Could you copy every line from the material below in which "that" appears?

** BEGIN EXTRACTED INFORMATION **

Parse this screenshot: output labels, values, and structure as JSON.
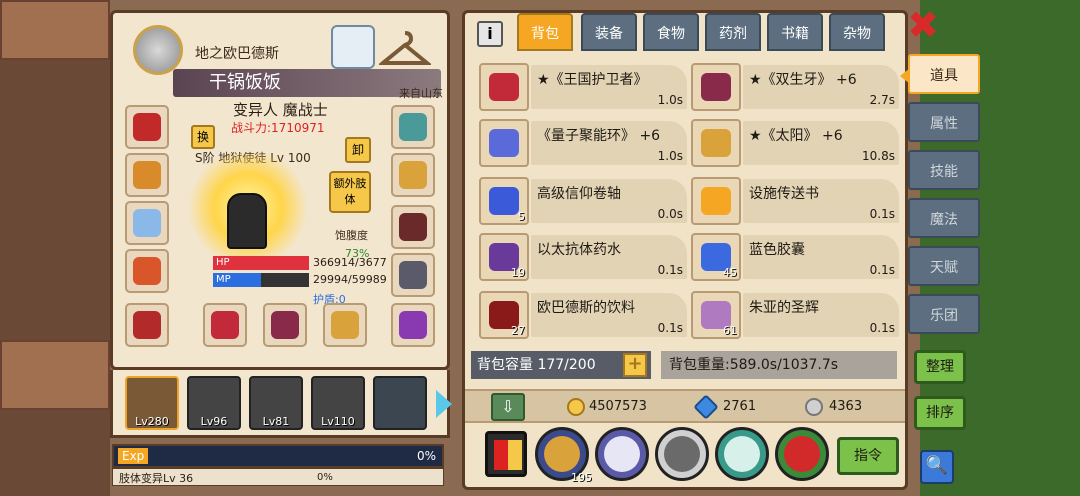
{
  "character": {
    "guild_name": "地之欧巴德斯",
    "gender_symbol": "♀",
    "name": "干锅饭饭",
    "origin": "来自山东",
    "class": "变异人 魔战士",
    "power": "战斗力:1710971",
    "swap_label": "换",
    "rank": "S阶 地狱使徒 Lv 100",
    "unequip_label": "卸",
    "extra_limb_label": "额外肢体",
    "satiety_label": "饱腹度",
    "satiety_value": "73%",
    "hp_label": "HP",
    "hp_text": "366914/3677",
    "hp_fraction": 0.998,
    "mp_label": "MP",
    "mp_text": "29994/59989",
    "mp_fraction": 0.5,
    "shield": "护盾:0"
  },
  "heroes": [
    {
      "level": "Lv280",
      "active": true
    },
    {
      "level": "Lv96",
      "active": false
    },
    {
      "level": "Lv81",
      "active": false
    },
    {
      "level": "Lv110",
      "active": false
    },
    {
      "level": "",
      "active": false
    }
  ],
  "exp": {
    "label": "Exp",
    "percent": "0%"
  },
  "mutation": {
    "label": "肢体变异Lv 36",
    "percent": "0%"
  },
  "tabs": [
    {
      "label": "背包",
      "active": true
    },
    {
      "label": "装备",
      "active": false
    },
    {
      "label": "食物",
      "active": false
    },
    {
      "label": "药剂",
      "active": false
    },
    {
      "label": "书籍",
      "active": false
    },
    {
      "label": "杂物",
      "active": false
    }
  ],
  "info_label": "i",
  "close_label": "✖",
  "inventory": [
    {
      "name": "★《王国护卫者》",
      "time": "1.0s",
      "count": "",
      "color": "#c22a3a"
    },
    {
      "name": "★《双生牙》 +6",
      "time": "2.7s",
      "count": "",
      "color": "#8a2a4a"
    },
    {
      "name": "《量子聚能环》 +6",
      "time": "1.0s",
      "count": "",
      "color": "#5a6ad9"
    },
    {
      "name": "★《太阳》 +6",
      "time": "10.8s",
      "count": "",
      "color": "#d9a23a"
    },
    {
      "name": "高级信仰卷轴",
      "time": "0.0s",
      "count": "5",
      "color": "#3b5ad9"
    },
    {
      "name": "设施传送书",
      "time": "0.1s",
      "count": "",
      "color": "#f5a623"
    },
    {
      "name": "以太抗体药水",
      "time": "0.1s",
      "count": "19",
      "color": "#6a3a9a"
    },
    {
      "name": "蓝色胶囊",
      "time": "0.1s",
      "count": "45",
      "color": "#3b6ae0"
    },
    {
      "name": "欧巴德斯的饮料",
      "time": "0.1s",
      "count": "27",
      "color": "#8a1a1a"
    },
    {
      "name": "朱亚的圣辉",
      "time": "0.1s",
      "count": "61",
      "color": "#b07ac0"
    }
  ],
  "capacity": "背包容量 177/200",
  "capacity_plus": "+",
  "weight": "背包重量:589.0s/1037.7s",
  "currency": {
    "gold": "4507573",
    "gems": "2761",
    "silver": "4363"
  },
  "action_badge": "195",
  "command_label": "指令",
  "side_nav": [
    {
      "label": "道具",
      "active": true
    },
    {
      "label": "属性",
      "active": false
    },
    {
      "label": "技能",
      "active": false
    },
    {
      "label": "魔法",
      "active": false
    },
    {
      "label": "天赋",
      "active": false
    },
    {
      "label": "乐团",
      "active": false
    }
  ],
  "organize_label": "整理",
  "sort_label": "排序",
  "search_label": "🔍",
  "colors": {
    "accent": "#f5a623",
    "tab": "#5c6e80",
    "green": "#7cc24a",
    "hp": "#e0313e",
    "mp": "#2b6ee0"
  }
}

** END EXTRACTED INFORMATION **
** BEGIN EXTRACTED INFORMATION **

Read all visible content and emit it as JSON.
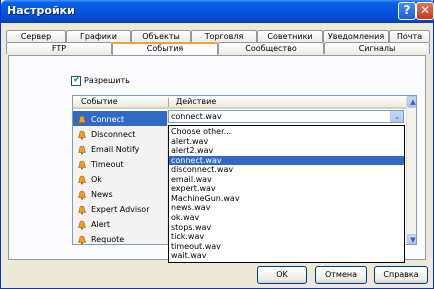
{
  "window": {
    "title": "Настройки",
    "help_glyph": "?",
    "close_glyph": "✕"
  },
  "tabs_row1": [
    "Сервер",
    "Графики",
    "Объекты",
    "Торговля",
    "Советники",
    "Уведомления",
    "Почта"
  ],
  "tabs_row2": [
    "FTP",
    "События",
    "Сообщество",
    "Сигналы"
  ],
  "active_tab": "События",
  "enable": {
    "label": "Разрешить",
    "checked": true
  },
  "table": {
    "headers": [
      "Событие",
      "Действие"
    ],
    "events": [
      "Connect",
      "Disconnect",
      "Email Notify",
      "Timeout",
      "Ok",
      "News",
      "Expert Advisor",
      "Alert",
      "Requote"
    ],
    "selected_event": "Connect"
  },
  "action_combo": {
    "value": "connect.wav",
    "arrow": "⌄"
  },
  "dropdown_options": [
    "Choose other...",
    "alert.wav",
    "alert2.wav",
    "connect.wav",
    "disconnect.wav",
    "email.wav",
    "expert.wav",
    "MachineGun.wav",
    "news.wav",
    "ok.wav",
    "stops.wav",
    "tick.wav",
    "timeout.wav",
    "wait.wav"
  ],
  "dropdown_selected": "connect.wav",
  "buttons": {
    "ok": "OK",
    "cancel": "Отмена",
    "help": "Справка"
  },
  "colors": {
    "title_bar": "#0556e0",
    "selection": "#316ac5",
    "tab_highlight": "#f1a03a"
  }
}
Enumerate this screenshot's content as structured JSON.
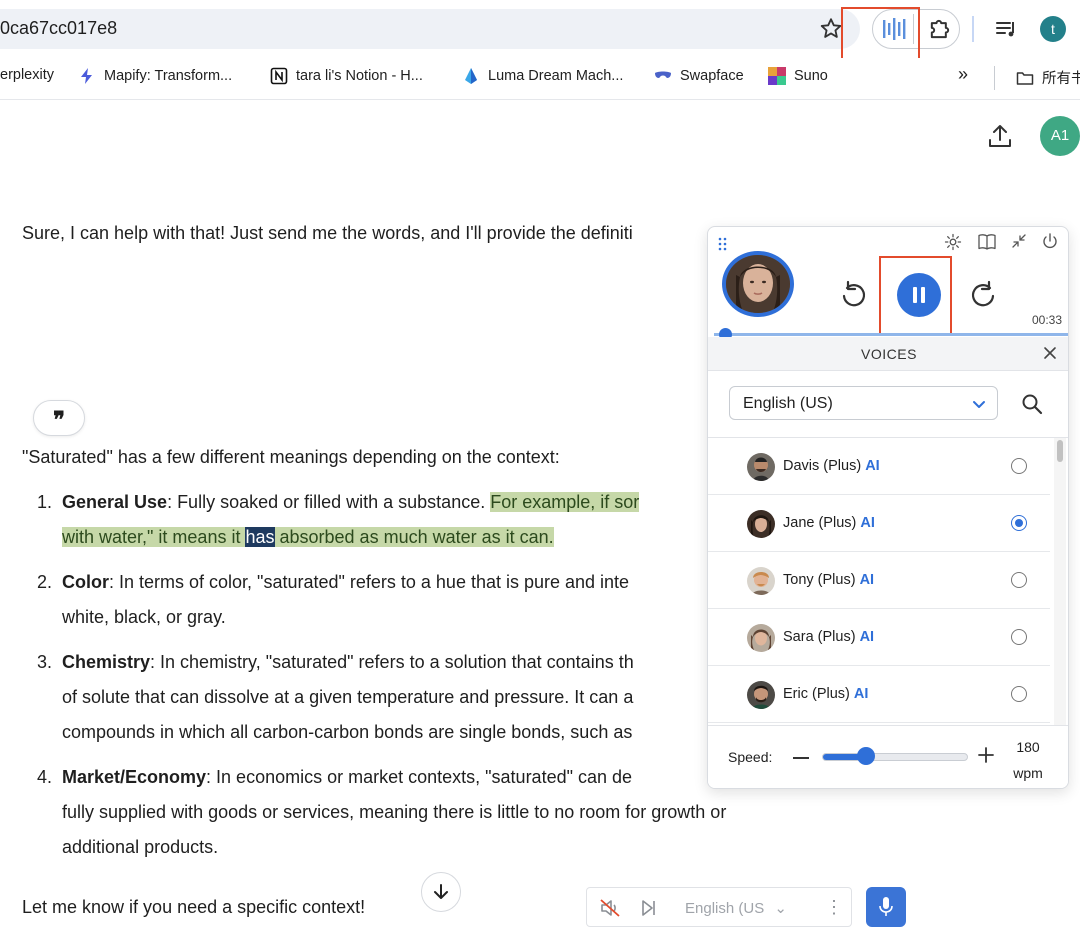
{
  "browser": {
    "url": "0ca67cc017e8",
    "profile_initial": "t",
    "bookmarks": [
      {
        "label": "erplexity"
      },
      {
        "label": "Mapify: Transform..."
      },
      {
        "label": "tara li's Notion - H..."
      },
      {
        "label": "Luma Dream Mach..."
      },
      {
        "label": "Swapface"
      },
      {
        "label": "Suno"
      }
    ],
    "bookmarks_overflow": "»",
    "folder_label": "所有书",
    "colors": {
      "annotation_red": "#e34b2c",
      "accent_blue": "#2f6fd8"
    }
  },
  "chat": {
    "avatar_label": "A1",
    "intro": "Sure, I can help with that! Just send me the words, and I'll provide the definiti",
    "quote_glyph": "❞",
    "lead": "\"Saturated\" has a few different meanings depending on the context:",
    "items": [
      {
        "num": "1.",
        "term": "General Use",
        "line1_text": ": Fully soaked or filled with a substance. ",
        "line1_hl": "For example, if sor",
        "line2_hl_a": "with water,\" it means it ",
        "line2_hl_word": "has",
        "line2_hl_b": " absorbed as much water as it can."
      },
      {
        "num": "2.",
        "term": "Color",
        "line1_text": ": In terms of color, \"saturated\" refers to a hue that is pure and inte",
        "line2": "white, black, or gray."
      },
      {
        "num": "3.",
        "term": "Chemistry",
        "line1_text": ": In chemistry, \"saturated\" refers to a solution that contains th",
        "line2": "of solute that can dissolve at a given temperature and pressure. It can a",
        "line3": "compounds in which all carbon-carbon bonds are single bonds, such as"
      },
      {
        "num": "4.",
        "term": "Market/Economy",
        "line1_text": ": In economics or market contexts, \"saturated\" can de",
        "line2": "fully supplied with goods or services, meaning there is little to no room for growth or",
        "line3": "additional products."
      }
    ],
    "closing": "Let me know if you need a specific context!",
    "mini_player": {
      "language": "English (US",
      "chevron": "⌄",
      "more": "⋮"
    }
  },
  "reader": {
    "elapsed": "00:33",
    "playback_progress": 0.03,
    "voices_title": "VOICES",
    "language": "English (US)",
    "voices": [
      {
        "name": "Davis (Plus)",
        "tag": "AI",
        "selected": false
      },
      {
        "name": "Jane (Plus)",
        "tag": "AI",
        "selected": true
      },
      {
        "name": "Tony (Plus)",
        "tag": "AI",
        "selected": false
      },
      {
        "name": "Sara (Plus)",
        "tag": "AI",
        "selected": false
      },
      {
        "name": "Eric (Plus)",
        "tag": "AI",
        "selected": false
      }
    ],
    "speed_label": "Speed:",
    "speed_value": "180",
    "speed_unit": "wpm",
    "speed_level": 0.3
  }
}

** END EXTRACTED INFORMATION **

- EXPECTED ANSWER
    "intro": "Sure, I can help with that! Just send me the words, and I'll provide the definiti",
        "line1_text": ": In terms of color, \"saturated\" refers to a hue that is pure and inte",
        "line1_text": ": In chemistry, \"saturated\" refers to a solution that contains th",
        "line2": "of solute that can dissolve at a given temperature and pressure. It can a",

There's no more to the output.